_Stated problem_
Copy each line that holds "People".

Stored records
==============================
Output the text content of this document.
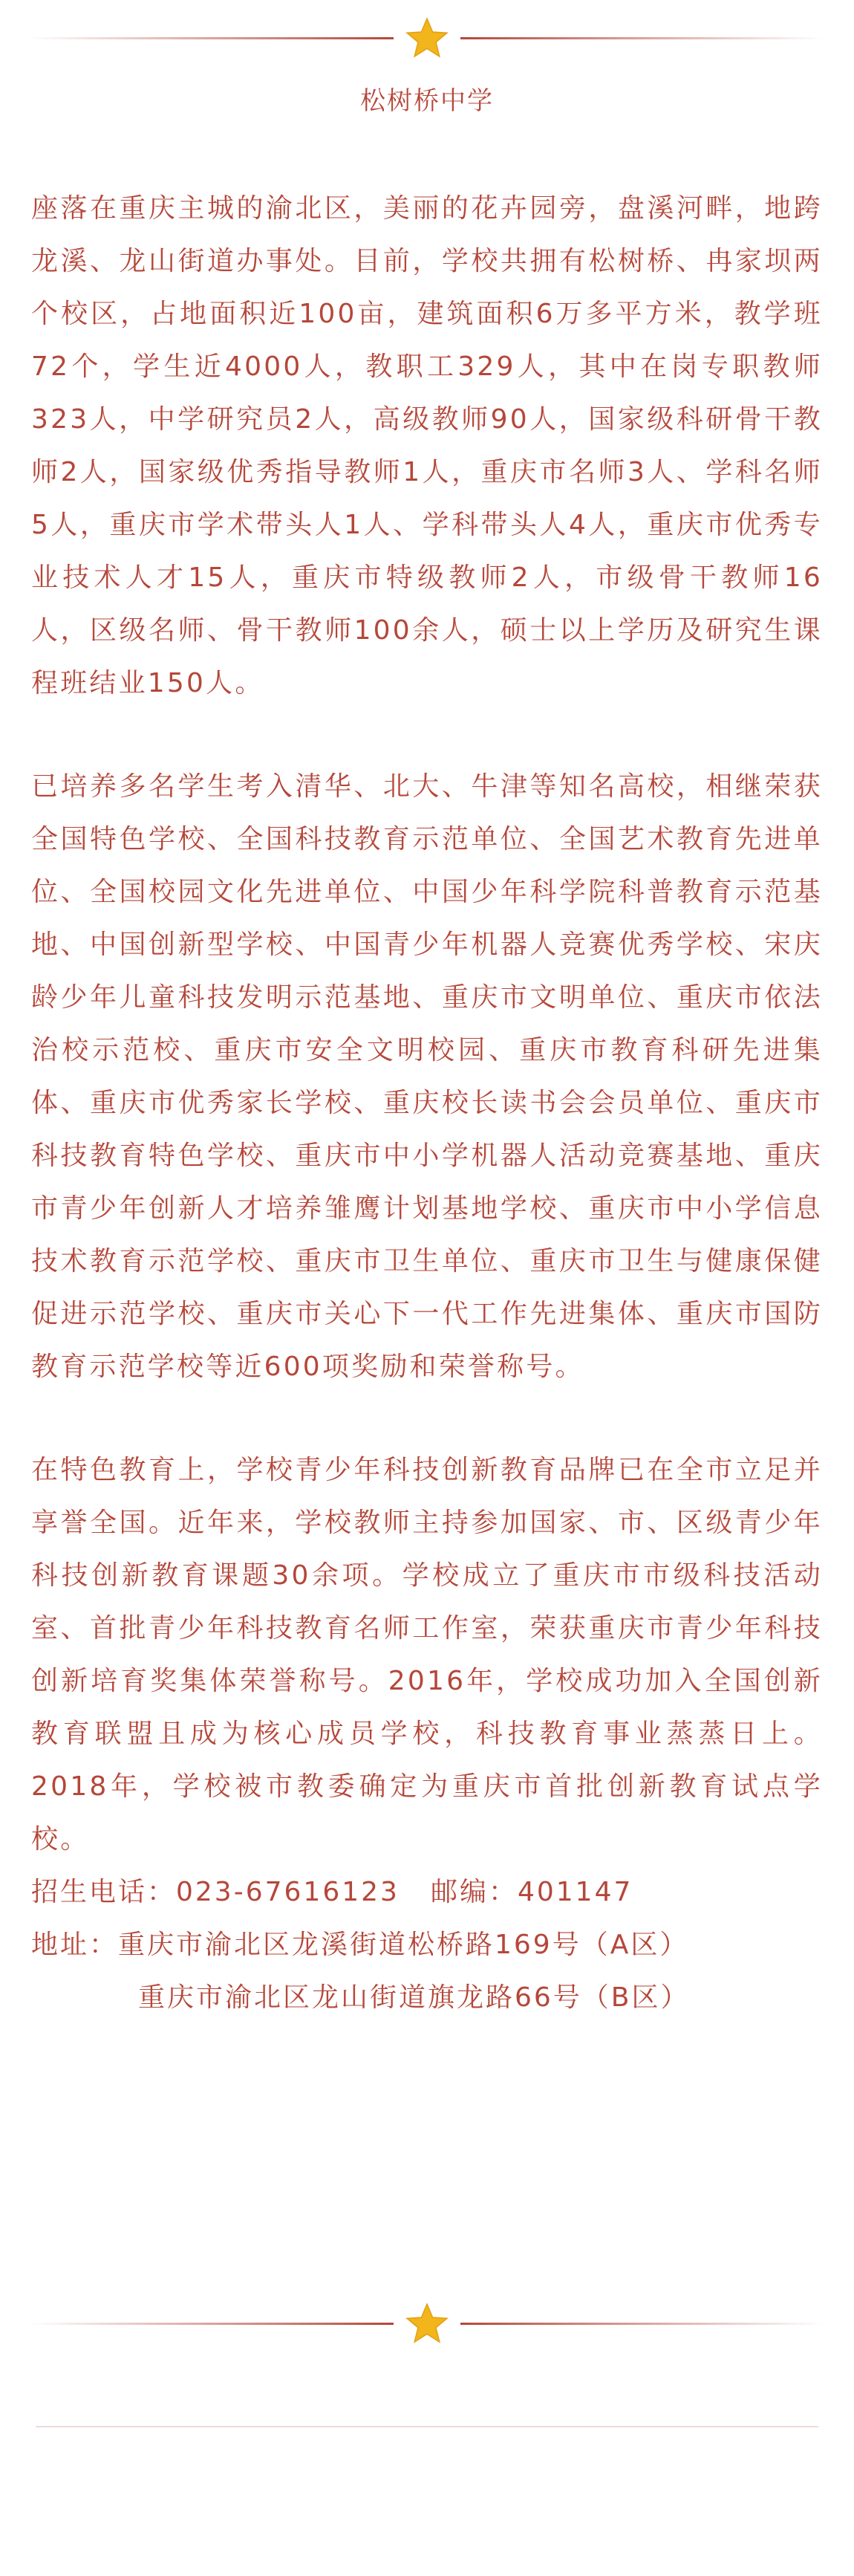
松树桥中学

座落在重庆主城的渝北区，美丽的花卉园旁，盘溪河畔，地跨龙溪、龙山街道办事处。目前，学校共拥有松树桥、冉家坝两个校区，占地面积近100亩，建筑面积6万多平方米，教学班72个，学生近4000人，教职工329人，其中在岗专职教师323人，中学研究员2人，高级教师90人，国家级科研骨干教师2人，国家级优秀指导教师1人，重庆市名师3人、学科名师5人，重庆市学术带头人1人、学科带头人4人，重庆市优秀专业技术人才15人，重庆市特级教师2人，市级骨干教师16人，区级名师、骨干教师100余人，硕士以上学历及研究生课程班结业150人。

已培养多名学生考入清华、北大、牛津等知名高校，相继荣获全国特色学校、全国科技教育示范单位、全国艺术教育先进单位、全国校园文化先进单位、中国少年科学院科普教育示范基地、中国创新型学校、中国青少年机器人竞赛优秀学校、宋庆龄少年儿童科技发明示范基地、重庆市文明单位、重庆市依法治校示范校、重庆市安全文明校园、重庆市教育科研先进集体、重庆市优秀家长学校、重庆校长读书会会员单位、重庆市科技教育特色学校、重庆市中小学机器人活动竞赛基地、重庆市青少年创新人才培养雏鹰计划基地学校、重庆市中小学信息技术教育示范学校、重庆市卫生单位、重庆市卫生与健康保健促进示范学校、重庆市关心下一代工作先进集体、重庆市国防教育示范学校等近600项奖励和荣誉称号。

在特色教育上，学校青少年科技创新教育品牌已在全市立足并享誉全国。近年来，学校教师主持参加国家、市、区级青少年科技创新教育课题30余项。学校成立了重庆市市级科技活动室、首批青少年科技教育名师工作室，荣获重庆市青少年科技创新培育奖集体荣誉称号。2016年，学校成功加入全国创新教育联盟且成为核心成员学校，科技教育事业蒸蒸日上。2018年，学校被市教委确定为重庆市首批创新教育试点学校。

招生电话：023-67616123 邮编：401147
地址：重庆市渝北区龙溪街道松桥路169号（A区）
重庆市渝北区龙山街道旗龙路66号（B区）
==============================
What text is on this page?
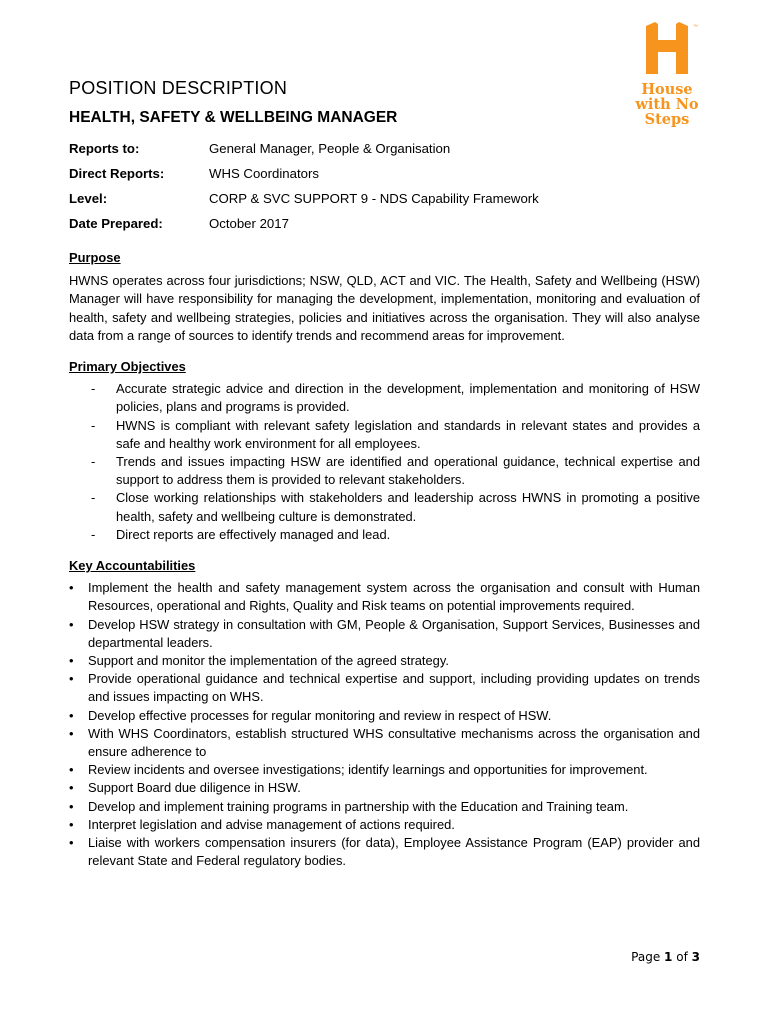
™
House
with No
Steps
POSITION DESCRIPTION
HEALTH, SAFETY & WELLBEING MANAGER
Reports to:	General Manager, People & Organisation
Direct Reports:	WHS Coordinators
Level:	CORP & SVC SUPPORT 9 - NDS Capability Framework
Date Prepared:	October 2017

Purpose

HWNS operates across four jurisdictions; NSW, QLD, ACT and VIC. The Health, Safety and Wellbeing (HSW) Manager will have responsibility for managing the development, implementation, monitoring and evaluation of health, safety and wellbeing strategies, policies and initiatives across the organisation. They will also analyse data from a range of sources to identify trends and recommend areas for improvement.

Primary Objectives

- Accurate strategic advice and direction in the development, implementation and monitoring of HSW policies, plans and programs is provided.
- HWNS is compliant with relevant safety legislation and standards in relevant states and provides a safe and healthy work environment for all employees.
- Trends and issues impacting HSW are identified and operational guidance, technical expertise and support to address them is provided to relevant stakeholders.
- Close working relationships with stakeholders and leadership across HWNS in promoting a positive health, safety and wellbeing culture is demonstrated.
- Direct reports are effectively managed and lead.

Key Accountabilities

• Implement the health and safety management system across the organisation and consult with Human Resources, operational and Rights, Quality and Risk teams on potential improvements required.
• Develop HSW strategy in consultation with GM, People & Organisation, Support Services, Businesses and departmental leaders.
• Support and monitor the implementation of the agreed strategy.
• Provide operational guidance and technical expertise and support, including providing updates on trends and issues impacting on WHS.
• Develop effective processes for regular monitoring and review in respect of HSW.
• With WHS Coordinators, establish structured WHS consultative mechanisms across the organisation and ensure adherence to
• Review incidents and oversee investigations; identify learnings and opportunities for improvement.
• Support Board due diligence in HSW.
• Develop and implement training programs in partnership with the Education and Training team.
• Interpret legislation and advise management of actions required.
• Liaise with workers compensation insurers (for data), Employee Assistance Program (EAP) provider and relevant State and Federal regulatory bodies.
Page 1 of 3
==============================
_Response for this exercise_
Reports to:	General Manager, People & Organisation
• Develop HSW strategy in consultation with GM, People & Organisation, Support Services, Businesses and departmental leaders.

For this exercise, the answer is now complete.